= Listed records =
>> start

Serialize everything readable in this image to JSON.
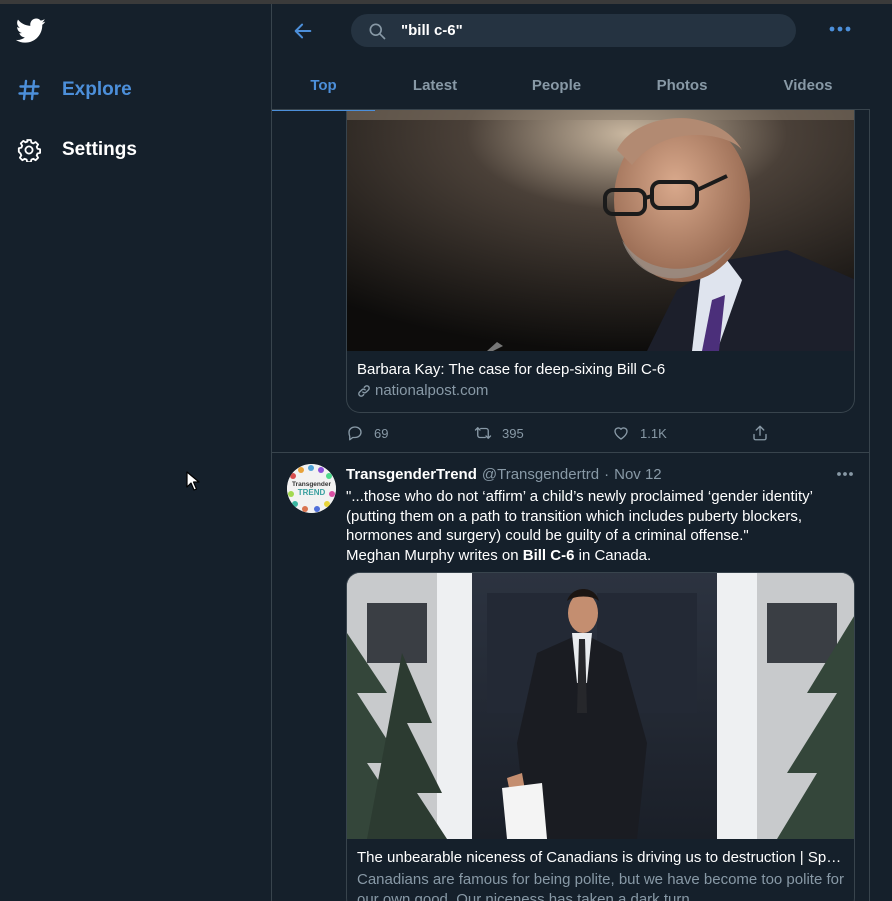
{
  "search": {
    "query": "\"bill c-6\""
  },
  "nav": {
    "items": [
      {
        "label": "Explore",
        "icon": "hashtag-icon"
      },
      {
        "label": "Settings",
        "icon": "gear-icon"
      }
    ]
  },
  "tabs": [
    "Top",
    "Latest",
    "People",
    "Photos",
    "Videos"
  ],
  "active_tab": "Top",
  "tweets": [
    {
      "card": {
        "title": "Barbara Kay: The case for deep-sixing Bill C-6",
        "domain": "nationalpost.com"
      },
      "stats": {
        "replies": "69",
        "retweets": "395",
        "likes": "1.1K"
      }
    },
    {
      "author": "TransgenderTrend",
      "handle": "@Transgendertrd",
      "dot": "·",
      "date": "Nov 12",
      "avatar_text": {
        "line1": "Transgender",
        "line2": "TREND"
      },
      "text": {
        "line1": "\"...those who do not ‘affirm’ a child’s newly proclaimed ‘gender identity’ (putting them on a path to transition which includes puberty blockers, hormones and surgery) could be guilty of a criminal offense.\"",
        "prefix": "Meghan Murphy writes on",
        "bold": "Bill C-6",
        "suffix": "in Canada."
      },
      "card": {
        "title": "The unbearable niceness of Canadians is driving us to destruction | Spec...",
        "description": "Canadians are famous for being polite, but we have become too polite for our own good. Our niceness has taken a dark turn."
      }
    }
  ],
  "colors": {
    "background": "#15202b",
    "accent": "#4c8fda",
    "muted": "#8899a6",
    "border": "#38444d"
  }
}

>> end

= Written problem =
Pick out the lines above containing the word "title", then copy them.

= Solution to this problem =
        "title": "Barbara Kay: The case for deep-sixing Bill C-6",
        "title": "The unbearable niceness of Canadians is driving us to destruction | Spec...",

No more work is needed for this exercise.